» Goal of the exercise
The entries below are to be transcribed in full, without their images.

▬▬▬

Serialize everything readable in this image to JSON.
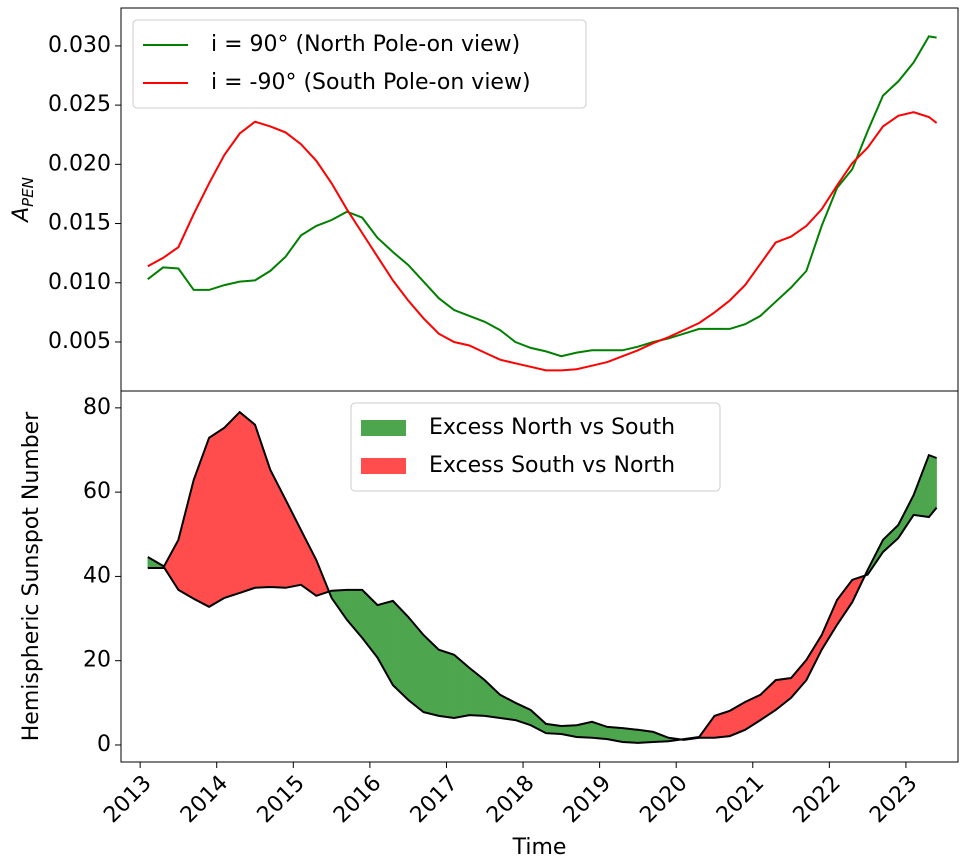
{
  "chart_data": [
    {
      "type": "line",
      "ylabel": "A",
      "ylabel_subscript": "PEN",
      "x": [
        2013.1,
        2013.3,
        2013.5,
        2013.7,
        2013.9,
        2014.1,
        2014.3,
        2014.5,
        2014.7,
        2014.9,
        2015.1,
        2015.3,
        2015.5,
        2015.7,
        2015.9,
        2016.1,
        2016.3,
        2016.5,
        2016.7,
        2016.9,
        2017.1,
        2017.3,
        2017.5,
        2017.7,
        2017.9,
        2018.1,
        2018.3,
        2018.5,
        2018.7,
        2018.9,
        2019.1,
        2019.3,
        2019.5,
        2019.7,
        2019.9,
        2020.1,
        2020.3,
        2020.5,
        2020.7,
        2020.9,
        2021.1,
        2021.3,
        2021.5,
        2021.7,
        2021.9,
        2022.1,
        2022.3,
        2022.5,
        2022.7,
        2022.9,
        2023.1,
        2023.3,
        2023.4
      ],
      "series": [
        {
          "name": "i = 90° (North Pole-on view)",
          "color": "#008000",
          "values": [
            0.0103,
            0.0113,
            0.0112,
            0.0094,
            0.0094,
            0.0098,
            0.0101,
            0.0102,
            0.011,
            0.0122,
            0.014,
            0.0148,
            0.0153,
            0.016,
            0.0155,
            0.0138,
            0.0126,
            0.0115,
            0.0101,
            0.0087,
            0.0077,
            0.0072,
            0.0067,
            0.006,
            0.005,
            0.0045,
            0.0042,
            0.0038,
            0.0041,
            0.0043,
            0.0043,
            0.0043,
            0.0046,
            0.005,
            0.0053,
            0.0057,
            0.0061,
            0.0061,
            0.0061,
            0.0065,
            0.0072,
            0.0084,
            0.0096,
            0.011,
            0.0148,
            0.018,
            0.0196,
            0.0228,
            0.0258,
            0.027,
            0.0286,
            0.0308,
            0.0307
          ]
        },
        {
          "name": "i = -90° (South Pole-on view)",
          "color": "#ff0000",
          "values": [
            0.0114,
            0.0121,
            0.013,
            0.0158,
            0.0184,
            0.0208,
            0.0226,
            0.0236,
            0.0232,
            0.0227,
            0.0217,
            0.0203,
            0.0184,
            0.0162,
            0.0142,
            0.0122,
            0.0102,
            0.0085,
            0.007,
            0.0057,
            0.005,
            0.0047,
            0.0041,
            0.0035,
            0.0032,
            0.0029,
            0.0026,
            0.0026,
            0.0027,
            0.003,
            0.0033,
            0.0038,
            0.0043,
            0.0049,
            0.0054,
            0.006,
            0.0066,
            0.0075,
            0.0085,
            0.0098,
            0.0116,
            0.0134,
            0.0139,
            0.0148,
            0.0162,
            0.0182,
            0.0201,
            0.0214,
            0.0232,
            0.0241,
            0.0244,
            0.024,
            0.0235
          ]
        }
      ],
      "xlim": [
        2012.75,
        2023.68
      ],
      "ylim": [
        0.00086,
        0.0332
      ],
      "yticks": [
        0.005,
        {
          "value": 0.01,
          "label": "0.010"
        },
        0.015,
        {
          "value": 0.02,
          "label": "0.020"
        },
        0.025,
        {
          "value": 0.03,
          "label": "0.030"
        }
      ],
      "legend": "upper left"
    },
    {
      "type": "fill_between",
      "xlabel": "Time",
      "ylabel": "Hemispheric Sunspot Number",
      "x": [
        2013.1,
        2013.3,
        2013.5,
        2013.7,
        2013.9,
        2014.1,
        2014.3,
        2014.5,
        2014.7,
        2014.9,
        2015.1,
        2015.3,
        2015.5,
        2015.7,
        2015.9,
        2016.1,
        2016.3,
        2016.5,
        2016.7,
        2016.9,
        2017.1,
        2017.3,
        2017.5,
        2017.7,
        2017.9,
        2018.1,
        2018.3,
        2018.5,
        2018.7,
        2018.9,
        2019.1,
        2019.3,
        2019.5,
        2019.7,
        2019.9,
        2020.1,
        2020.3,
        2020.5,
        2020.7,
        2020.9,
        2021.1,
        2021.3,
        2021.5,
        2021.7,
        2021.9,
        2022.1,
        2022.3,
        2022.5,
        2022.7,
        2022.9,
        2023.1,
        2023.3,
        2023.4
      ],
      "series": [
        {
          "color": "#000000",
          "values": [
            44.6,
            42.5,
            36.8,
            34.7,
            32.8,
            34.9,
            36.1,
            37.3,
            37.5,
            37.3,
            38.0,
            35.4,
            36.6,
            36.8,
            36.8,
            33.2,
            34.2,
            30.4,
            26.1,
            22.6,
            21.4,
            18.3,
            15.4,
            11.9,
            10.0,
            8.3,
            5.0,
            4.5,
            4.7,
            5.5,
            4.3,
            4.0,
            3.6,
            3.1,
            1.7,
            1.2,
            1.7,
            1.7,
            2.1,
            3.6,
            5.9,
            8.3,
            11.2,
            15.4,
            22.6,
            28.5,
            33.9,
            41.5,
            48.7,
            52.2,
            59.3,
            68.8,
            68.1
          ]
        },
        {
          "color": "#000000",
          "values": [
            42.0,
            42.0,
            48.7,
            62.9,
            72.9,
            75.3,
            79.0,
            76.0,
            65.3,
            58.2,
            51.0,
            43.9,
            34.9,
            29.7,
            25.4,
            20.7,
            14.2,
            10.7,
            7.8,
            6.9,
            6.4,
            7.1,
            6.9,
            6.4,
            5.9,
            4.7,
            2.8,
            2.6,
            1.9,
            1.7,
            1.4,
            0.7,
            0.5,
            0.7,
            0.9,
            1.4,
            1.9,
            6.9,
            8.1,
            10.2,
            11.9,
            15.4,
            15.9,
            20.2,
            26.1,
            34.4,
            39.2,
            40.4,
            45.8,
            49.1,
            54.6,
            54.1,
            56.3
          ]
        }
      ],
      "fills": [
        {
          "name": "Excess North vs South",
          "color": "#4da64d"
        },
        {
          "name": "Excess South vs North",
          "color": "#ff4d4d"
        }
      ],
      "xlim": [
        2012.75,
        2023.68
      ],
      "ylim": [
        -4.04,
        84.0
      ],
      "xticks": [
        2013,
        2014,
        2015,
        2016,
        2017,
        2018,
        2019,
        2020,
        2021,
        2022,
        2023
      ],
      "yticks": [
        0,
        20,
        40,
        60,
        80
      ],
      "legend": "upper center"
    }
  ]
}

▬▬▬

» Full solution
Serialize everything readable in this image to JSON.
{
  "chart_data": [
    {
      "type": "line",
      "ylabel": "A",
      "ylabel_subscript": "PEN",
      "x": [
        2013.1,
        2013.3,
        2013.5,
        2013.7,
        2013.9,
        2014.1,
        2014.3,
        2014.5,
        2014.7,
        2014.9,
        2015.1,
        2015.3,
        2015.5,
        2015.7,
        2015.9,
        2016.1,
        2016.3,
        2016.5,
        2016.7,
        2016.9,
        2017.1,
        2017.3,
        2017.5,
        2017.7,
        2017.9,
        2018.1,
        2018.3,
        2018.5,
        2018.7,
        2018.9,
        2019.1,
        2019.3,
        2019.5,
        2019.7,
        2019.9,
        2020.1,
        2020.3,
        2020.5,
        2020.7,
        2020.9,
        2021.1,
        2021.3,
        2021.5,
        2021.7,
        2021.9,
        2022.1,
        2022.3,
        2022.5,
        2022.7,
        2022.9,
        2023.1,
        2023.3,
        2023.4
      ],
      "series": [
        {
          "name": "i = 90° (North Pole-on view)",
          "color": "#008000",
          "values": [
            0.0103,
            0.0113,
            0.0112,
            0.0094,
            0.0094,
            0.0098,
            0.0101,
            0.0102,
            0.011,
            0.0122,
            0.014,
            0.0148,
            0.0153,
            0.016,
            0.0155,
            0.0138,
            0.0126,
            0.0115,
            0.0101,
            0.0087,
            0.0077,
            0.0072,
            0.0067,
            0.006,
            0.005,
            0.0045,
            0.0042,
            0.0038,
            0.0041,
            0.0043,
            0.0043,
            0.0043,
            0.0046,
            0.005,
            0.0053,
            0.0057,
            0.0061,
            0.0061,
            0.0061,
            0.0065,
            0.0072,
            0.0084,
            0.0096,
            0.011,
            0.0148,
            0.018,
            0.0196,
            0.0228,
            0.0258,
            0.027,
            0.0286,
            0.0308,
            0.0307
          ]
        },
        {
          "name": "i = -90° (South Pole-on view)",
          "color": "#ff0000",
          "values": [
            0.0114,
            0.0121,
            0.013,
            0.0158,
            0.0184,
            0.0208,
            0.0226,
            0.0236,
            0.0232,
            0.0227,
            0.0217,
            0.0203,
            0.0184,
            0.0162,
            0.0142,
            0.0122,
            0.0102,
            0.0085,
            0.007,
            0.0057,
            0.005,
            0.0047,
            0.0041,
            0.0035,
            0.0032,
            0.0029,
            0.0026,
            0.0026,
            0.0027,
            0.003,
            0.0033,
            0.0038,
            0.0043,
            0.0049,
            0.0054,
            0.006,
            0.0066,
            0.0075,
            0.0085,
            0.0098,
            0.0116,
            0.0134,
            0.0139,
            0.0148,
            0.0162,
            0.0182,
            0.0201,
            0.0214,
            0.0232,
            0.0241,
            0.0244,
            0.024,
            0.0235
          ]
        }
      ],
      "xlim": [
        2012.75,
        2023.68
      ],
      "ylim": [
        0.00086,
        0.0332
      ],
      "yticks": [
        0.005,
        {
          "value": 0.01,
          "label": "0.010"
        },
        0.015,
        {
          "value": 0.02,
          "label": "0.020"
        },
        0.025,
        {
          "value": 0.03,
          "label": "0.030"
        }
      ],
      "legend": "upper left"
    },
    {
      "type": "fill_between",
      "xlabel": "Time",
      "ylabel": "Hemispheric Sunspot Number",
      "x": [
        2013.1,
        2013.3,
        2013.5,
        2013.7,
        2013.9,
        2014.1,
        2014.3,
        2014.5,
        2014.7,
        2014.9,
        2015.1,
        2015.3,
        2015.5,
        2015.7,
        2015.9,
        2016.1,
        2016.3,
        2016.5,
        2016.7,
        2016.9,
        2017.1,
        2017.3,
        2017.5,
        2017.7,
        2017.9,
        2018.1,
        2018.3,
        2018.5,
        2018.7,
        2018.9,
        2019.1,
        2019.3,
        2019.5,
        2019.7,
        2019.9,
        2020.1,
        2020.3,
        2020.5,
        2020.7,
        2020.9,
        2021.1,
        2021.3,
        2021.5,
        2021.7,
        2021.9,
        2022.1,
        2022.3,
        2022.5,
        2022.7,
        2022.9,
        2023.1,
        2023.3,
        2023.4
      ],
      "series": [
        {
          "color": "#000000",
          "values": [
            44.6,
            42.5,
            36.8,
            34.7,
            32.8,
            34.9,
            36.1,
            37.3,
            37.5,
            37.3,
            38.0,
            35.4,
            36.6,
            36.8,
            36.8,
            33.2,
            34.2,
            30.4,
            26.1,
            22.6,
            21.4,
            18.3,
            15.4,
            11.9,
            10.0,
            8.3,
            5.0,
            4.5,
            4.7,
            5.5,
            4.3,
            4.0,
            3.6,
            3.1,
            1.7,
            1.2,
            1.7,
            1.7,
            2.1,
            3.6,
            5.9,
            8.3,
            11.2,
            15.4,
            22.6,
            28.5,
            33.9,
            41.5,
            48.7,
            52.2,
            59.3,
            68.8,
            68.1
          ]
        },
        {
          "color": "#000000",
          "values": [
            42.0,
            42.0,
            48.7,
            62.9,
            72.9,
            75.3,
            79.0,
            76.0,
            65.3,
            58.2,
            51.0,
            43.9,
            34.9,
            29.7,
            25.4,
            20.7,
            14.2,
            10.7,
            7.8,
            6.9,
            6.4,
            7.1,
            6.9,
            6.4,
            5.9,
            4.7,
            2.8,
            2.6,
            1.9,
            1.7,
            1.4,
            0.7,
            0.5,
            0.7,
            0.9,
            1.4,
            1.9,
            6.9,
            8.1,
            10.2,
            11.9,
            15.4,
            15.9,
            20.2,
            26.1,
            34.4,
            39.2,
            40.4,
            45.8,
            49.1,
            54.6,
            54.1,
            56.3
          ]
        }
      ],
      "fills": [
        {
          "name": "Excess North vs South",
          "color": "#4da64d"
        },
        {
          "name": "Excess South vs North",
          "color": "#ff4d4d"
        }
      ],
      "xlim": [
        2012.75,
        2023.68
      ],
      "ylim": [
        -4.04,
        84.0
      ],
      "xticks": [
        2013,
        2014,
        2015,
        2016,
        2017,
        2018,
        2019,
        2020,
        2021,
        2022,
        2023
      ],
      "yticks": [
        0,
        20,
        40,
        60,
        80
      ],
      "legend": "upper center"
    }
  ]
}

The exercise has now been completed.